Written instruction>
List all lines of the data that include the string "jabutis".

• • • •

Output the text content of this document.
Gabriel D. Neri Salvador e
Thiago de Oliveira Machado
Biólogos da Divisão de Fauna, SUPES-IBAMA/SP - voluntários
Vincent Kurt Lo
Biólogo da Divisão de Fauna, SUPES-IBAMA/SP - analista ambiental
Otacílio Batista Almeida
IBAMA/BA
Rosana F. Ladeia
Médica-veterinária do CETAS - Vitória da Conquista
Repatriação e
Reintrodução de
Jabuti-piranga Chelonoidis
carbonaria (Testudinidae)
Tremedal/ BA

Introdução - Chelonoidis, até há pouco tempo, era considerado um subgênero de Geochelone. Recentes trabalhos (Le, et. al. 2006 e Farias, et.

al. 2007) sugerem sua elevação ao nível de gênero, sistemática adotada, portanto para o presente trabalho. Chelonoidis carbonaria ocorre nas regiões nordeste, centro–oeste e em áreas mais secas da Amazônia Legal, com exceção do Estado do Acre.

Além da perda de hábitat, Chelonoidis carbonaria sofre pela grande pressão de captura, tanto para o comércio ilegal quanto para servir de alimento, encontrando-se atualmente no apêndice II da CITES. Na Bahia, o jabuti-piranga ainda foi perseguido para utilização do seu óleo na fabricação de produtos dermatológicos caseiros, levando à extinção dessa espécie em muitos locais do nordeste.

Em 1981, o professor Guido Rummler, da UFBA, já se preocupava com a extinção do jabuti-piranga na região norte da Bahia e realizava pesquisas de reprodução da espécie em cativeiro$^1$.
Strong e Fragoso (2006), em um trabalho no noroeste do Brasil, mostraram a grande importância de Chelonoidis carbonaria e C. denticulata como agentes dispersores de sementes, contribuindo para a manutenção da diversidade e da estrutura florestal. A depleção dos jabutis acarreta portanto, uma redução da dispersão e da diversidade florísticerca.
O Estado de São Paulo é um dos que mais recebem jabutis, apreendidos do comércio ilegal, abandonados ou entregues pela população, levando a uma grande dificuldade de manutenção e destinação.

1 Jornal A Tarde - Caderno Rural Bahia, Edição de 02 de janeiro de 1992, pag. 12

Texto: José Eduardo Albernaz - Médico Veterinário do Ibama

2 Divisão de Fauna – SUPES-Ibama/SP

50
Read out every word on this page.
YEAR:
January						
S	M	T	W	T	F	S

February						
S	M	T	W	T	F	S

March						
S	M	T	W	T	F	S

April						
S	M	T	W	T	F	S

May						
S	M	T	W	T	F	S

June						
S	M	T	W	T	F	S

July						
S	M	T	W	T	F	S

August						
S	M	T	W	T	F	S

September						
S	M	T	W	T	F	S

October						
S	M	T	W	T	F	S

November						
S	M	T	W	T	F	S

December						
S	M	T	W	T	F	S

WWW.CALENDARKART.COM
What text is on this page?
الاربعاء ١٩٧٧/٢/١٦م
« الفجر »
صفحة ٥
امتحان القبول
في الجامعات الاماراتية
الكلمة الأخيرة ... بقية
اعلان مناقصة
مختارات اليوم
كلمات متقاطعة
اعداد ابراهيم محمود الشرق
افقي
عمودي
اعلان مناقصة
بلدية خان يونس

• • • •

Task result>
Strong e Fragoso (2006), em um trabalho no noroeste do Brasil, mostraram a grande importância de Chelonoidis carbonaria e C. denticulata como agentes dispersores de sementes, contribuindo para a manutenção da diversidade e da estrutura florestal. A depleção dos jabutis acarreta portanto, uma redução da dispersão e da diversidade florísticerca.
O Estado de São Paulo é um dos que mais recebem jabutis, apreendidos do comércio ilegal, abandonados ou entregues pela população, levando a uma grande dificuldade de manutenção e destinação.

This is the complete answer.